• **Aim of the task**
Return each line containing the string "region".

:::::

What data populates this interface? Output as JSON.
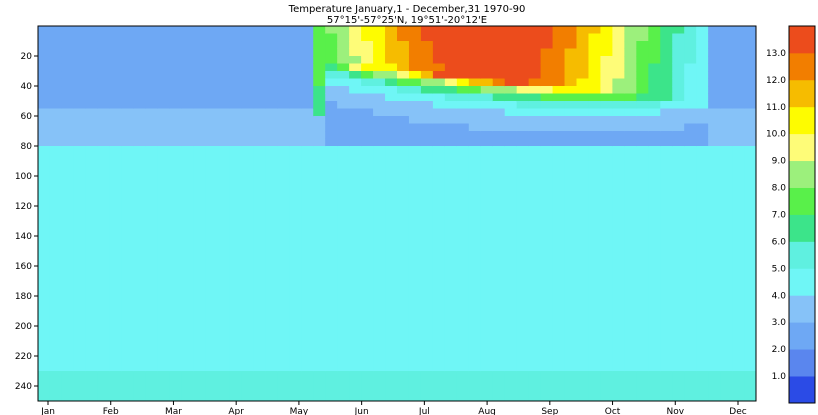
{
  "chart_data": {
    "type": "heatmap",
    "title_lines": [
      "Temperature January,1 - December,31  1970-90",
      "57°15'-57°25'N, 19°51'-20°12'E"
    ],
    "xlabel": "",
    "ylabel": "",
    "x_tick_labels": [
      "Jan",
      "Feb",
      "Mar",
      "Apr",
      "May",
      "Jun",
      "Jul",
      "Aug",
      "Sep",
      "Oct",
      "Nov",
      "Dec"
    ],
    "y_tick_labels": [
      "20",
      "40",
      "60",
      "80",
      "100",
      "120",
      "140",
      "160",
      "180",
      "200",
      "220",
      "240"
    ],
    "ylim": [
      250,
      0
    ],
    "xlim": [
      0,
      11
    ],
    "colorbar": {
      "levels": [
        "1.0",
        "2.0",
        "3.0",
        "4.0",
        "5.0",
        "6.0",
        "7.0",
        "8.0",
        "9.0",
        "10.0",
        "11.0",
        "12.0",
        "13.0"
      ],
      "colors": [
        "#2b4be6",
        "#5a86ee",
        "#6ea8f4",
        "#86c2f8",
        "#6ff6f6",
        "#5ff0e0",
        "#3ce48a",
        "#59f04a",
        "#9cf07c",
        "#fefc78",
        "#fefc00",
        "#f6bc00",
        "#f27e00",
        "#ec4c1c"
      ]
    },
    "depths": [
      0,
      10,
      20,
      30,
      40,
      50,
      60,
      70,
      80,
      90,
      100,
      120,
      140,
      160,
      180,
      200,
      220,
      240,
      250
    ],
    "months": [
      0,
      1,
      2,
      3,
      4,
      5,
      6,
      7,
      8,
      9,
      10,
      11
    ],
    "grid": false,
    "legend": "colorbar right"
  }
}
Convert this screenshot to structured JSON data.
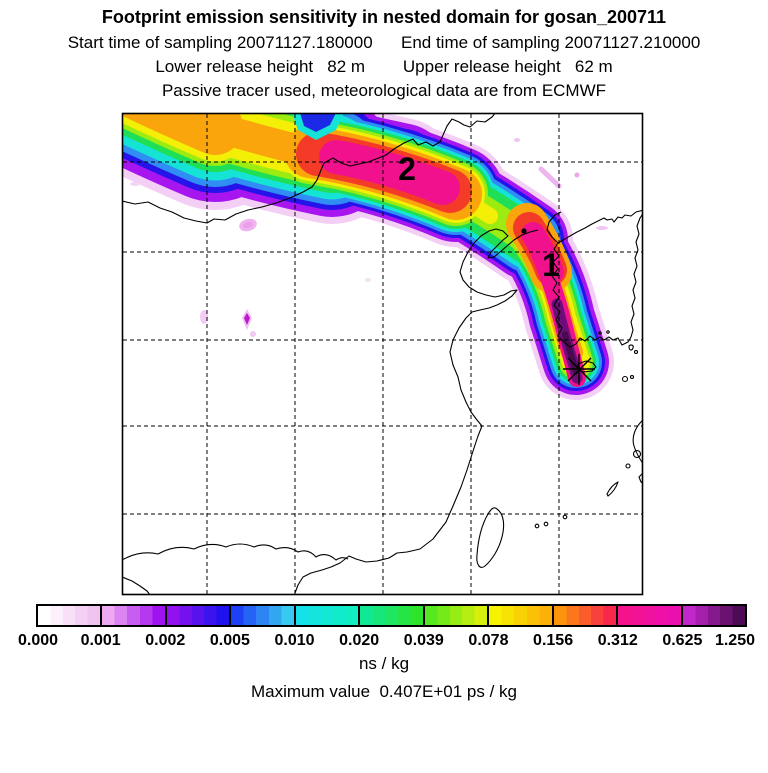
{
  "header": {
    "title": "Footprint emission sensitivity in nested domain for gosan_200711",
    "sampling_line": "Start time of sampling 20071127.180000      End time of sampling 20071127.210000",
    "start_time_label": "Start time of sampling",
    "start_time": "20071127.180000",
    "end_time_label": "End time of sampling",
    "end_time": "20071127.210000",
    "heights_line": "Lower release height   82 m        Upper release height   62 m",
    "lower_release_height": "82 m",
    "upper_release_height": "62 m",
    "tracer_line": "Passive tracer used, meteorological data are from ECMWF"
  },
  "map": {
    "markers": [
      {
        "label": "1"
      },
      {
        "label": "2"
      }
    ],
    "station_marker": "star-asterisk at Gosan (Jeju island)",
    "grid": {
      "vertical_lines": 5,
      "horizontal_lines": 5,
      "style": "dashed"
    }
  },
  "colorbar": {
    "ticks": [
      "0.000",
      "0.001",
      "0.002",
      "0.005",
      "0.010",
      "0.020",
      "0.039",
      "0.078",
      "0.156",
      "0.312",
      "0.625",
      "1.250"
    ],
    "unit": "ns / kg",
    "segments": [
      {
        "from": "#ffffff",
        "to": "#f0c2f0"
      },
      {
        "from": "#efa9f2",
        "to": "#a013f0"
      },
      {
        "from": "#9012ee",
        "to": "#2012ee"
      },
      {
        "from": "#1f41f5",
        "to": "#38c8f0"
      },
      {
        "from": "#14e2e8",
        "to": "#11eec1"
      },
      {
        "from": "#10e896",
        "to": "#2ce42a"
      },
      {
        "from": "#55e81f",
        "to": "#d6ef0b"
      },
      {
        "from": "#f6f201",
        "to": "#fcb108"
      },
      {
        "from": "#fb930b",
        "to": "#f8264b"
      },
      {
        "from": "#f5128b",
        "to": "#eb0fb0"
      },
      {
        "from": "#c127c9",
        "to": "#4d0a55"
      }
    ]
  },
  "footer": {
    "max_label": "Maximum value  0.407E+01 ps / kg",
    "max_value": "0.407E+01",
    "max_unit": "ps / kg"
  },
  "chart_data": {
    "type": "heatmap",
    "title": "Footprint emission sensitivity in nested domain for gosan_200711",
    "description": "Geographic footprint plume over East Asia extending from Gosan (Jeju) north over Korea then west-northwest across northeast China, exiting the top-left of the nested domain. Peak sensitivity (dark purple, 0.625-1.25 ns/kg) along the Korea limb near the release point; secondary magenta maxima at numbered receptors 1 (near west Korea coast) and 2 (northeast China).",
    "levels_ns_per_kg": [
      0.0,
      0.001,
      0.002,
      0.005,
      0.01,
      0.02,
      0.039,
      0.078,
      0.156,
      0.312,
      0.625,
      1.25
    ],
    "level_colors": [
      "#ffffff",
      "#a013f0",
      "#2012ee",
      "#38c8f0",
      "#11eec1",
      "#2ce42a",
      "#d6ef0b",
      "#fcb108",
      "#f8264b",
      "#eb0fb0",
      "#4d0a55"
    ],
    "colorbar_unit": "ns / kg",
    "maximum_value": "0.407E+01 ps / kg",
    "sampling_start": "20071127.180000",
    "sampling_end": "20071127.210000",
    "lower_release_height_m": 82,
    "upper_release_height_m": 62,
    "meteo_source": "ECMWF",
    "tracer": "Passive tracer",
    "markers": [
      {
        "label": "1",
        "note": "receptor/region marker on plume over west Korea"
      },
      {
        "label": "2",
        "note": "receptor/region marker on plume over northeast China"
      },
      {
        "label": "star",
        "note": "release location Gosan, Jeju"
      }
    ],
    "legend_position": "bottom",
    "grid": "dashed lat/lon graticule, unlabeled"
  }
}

:::::

• **Reply**
        "note": "receptor/region marker on plume over west Korea"
        "note": "receptor/region marker on plume over northeast China"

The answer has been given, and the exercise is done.